TASK GOAL:
Skip the images. Copy the records exactly as written.

(Recorded data)
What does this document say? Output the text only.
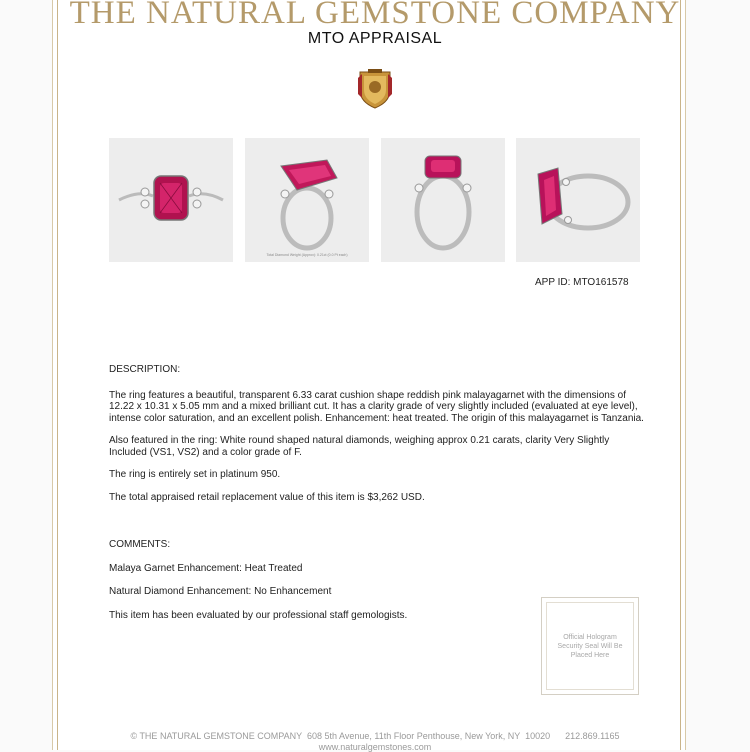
THE NATURAL GEMSTONE COMPANY
MTO APPRAISAL
Total Diamond Weight (Approx): 0.21ct (0.0 Pt each)
APP ID: MTO161578

DESCRIPTION:

The ring features a beautiful, transparent 6.33 carat cushion shape reddish pink malayagarnet with the dimensions of 12.22 x 10.31 x 5.05 mm and a mixed brilliant cut. It has a clarity grade of very slightly included (evaluated at eye level), intense color saturation, and an excellent polish. Enhancement: heat treated. The origin of this malayagarnet is Tanzania.

Also featured in the ring: White round shaped natural diamonds, weighing approx 0.21 carats, clarity Very Slightly Included (VS1, VS2) and a color grade of F.

The ring is entirely set in platinum 950.

The total appraised retail replacement value of this item is $3,262 USD.

COMMENTS:

Malaya Garnet Enhancement: Heat Treated

Natural Diamond Enhancement: No Enhancement

This item has been evaluated by our professional staff gemologists.

Official Hologram Security Seal Will Be Placed Here
© THE NATURAL GEMSTONE COMPANY  608 5th Avenue, 11th Floor Penthouse, New York, NY  10020      212.869.1165
www.naturalgemstones.com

CORRECT ANSWER:
What does this document say? Output the text only.
THE NATURAL GEMSTONE COMPANY
MTO APPRAISAL
Total Diamond Weight (Approx): 0.21ct (0.0 Pt each)
APP ID: MTO161578

DESCRIPTION:

The ring features a beautiful, transparent 6.33 carat cushion shape reddish pink malayagarnet with the dimensions of 12.22 x 10.31 x 5.05 mm and a mixed brilliant cut. It has a clarity grade of very slightly included (evaluated at eye level), intense color saturation, and an excellent polish. Enhancement: heat treated. The origin of this malayagarnet is Tanzania.

Also featured in the ring: White round shaped natural diamonds, weighing approx 0.21 carats, clarity Very Slightly Included (VS1, VS2) and a color grade of F.

The ring is entirely set in platinum 950.

The total appraised retail replacement value of this item is $3,262 USD.

COMMENTS:

Malaya Garnet Enhancement: Heat Treated

Natural Diamond Enhancement: No Enhancement

This item has been evaluated by our professional staff gemologists.

Official Hologram Security Seal Will Be Placed Here
© THE NATURAL GEMSTONE COMPANY  608 5th Avenue, 11th Floor Penthouse, New York, NY  10020      212.869.1165
www.naturalgemstones.com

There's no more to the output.